Edit the stretch from the line containing "183, 759, 243]" through the line containing "97, 1277, 327]" so that "interactable" becomes "clickable", and give those lines back with nothing else changed.

*** MATERIALS PROVIDED ***

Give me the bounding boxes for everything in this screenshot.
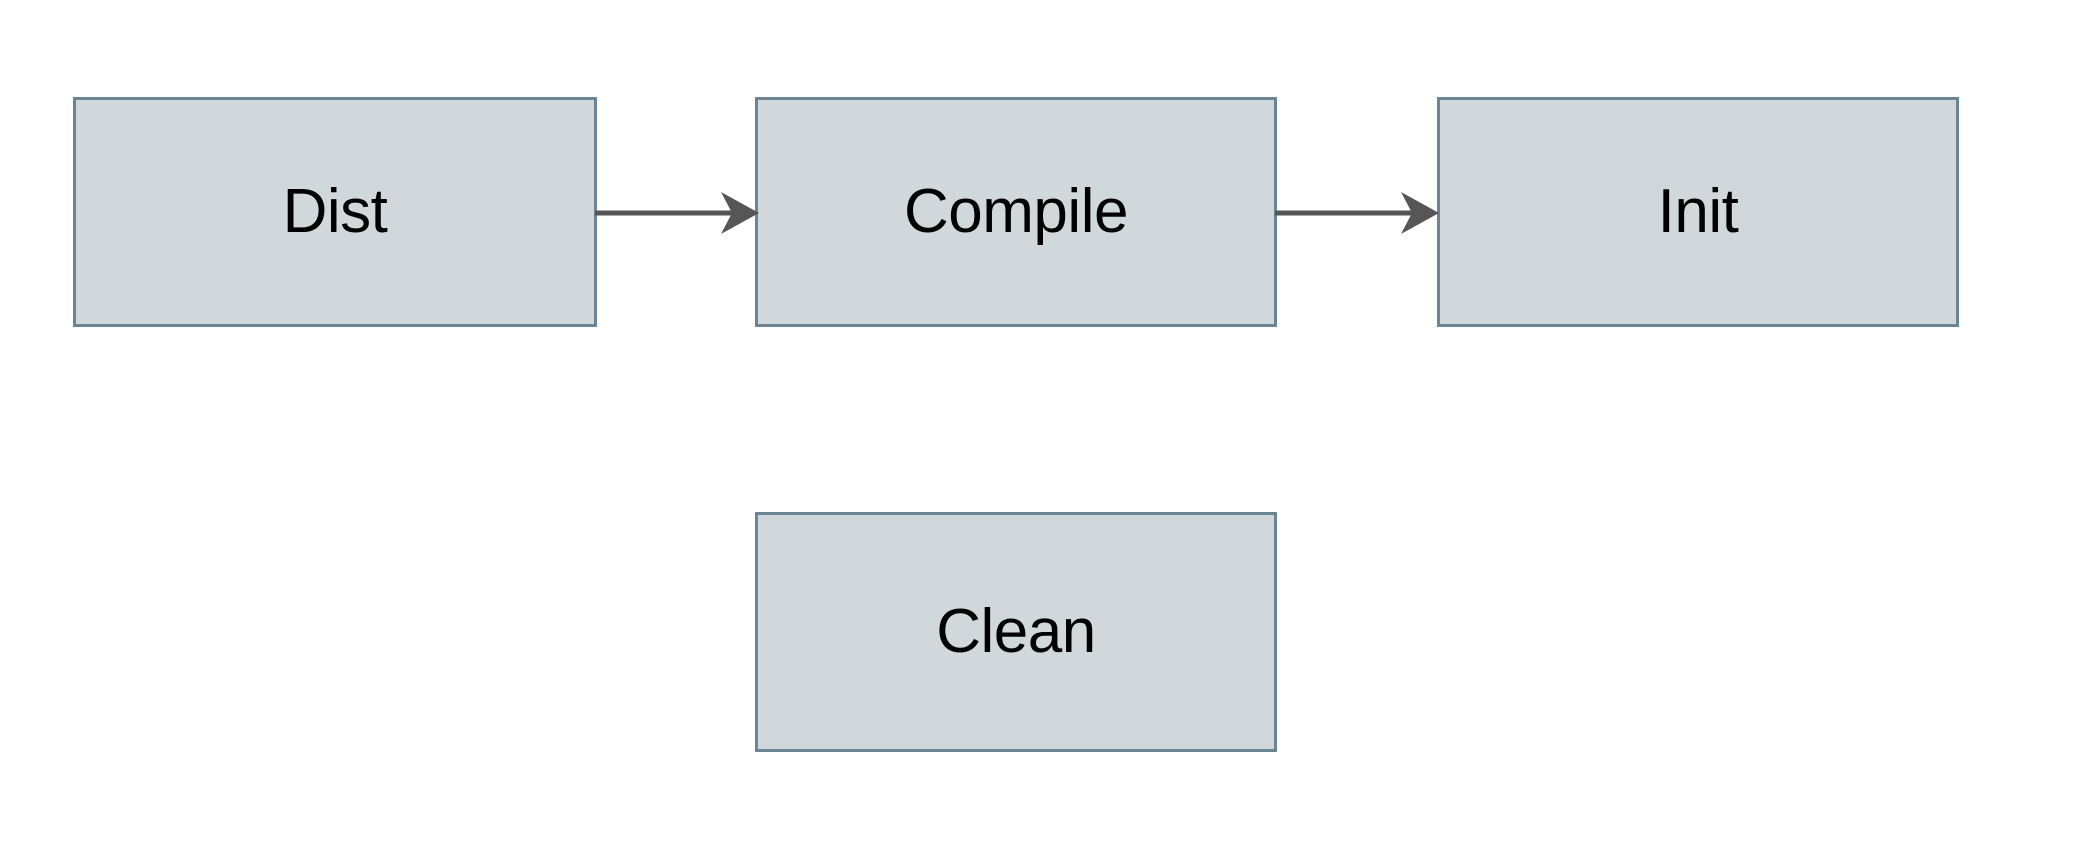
edge-dist-to-compile[interactable]	[595, 183, 759, 243]
node-init-label: Init	[1657, 177, 1739, 246]
node-clean[interactable]: Clean	[755, 512, 1277, 752]
edge-dist-to-compile-svg	[595, 192, 759, 234]
node-compile[interactable]: Compile	[755, 97, 1277, 327]
edge-compile-to-init[interactable]	[1275, 183, 1439, 243]
node-clean-label: Clean	[936, 597, 1096, 666]
arrowhead-icon	[1401, 192, 1439, 234]
node-init[interactable]: Init	[1437, 97, 1959, 327]
edge-compile-to-init-svg	[1275, 192, 1439, 234]
node-compile-label: Compile	[904, 177, 1128, 246]
node-dist[interactable]: Dist	[73, 97, 597, 327]
node-dist-label: Dist	[282, 177, 388, 246]
arrowhead-icon	[721, 192, 759, 234]
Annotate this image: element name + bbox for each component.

***

▶ FINISHED ANSWER:
edge-dist-to-compile[clickable]	[595, 183, 759, 243]
node-init-label: Init	[1657, 177, 1739, 246]
node-clean[clickable]: Clean	[755, 512, 1277, 752]
edge-dist-to-compile-svg	[595, 192, 759, 234]
node-compile[clickable]: Compile	[755, 97, 1277, 327]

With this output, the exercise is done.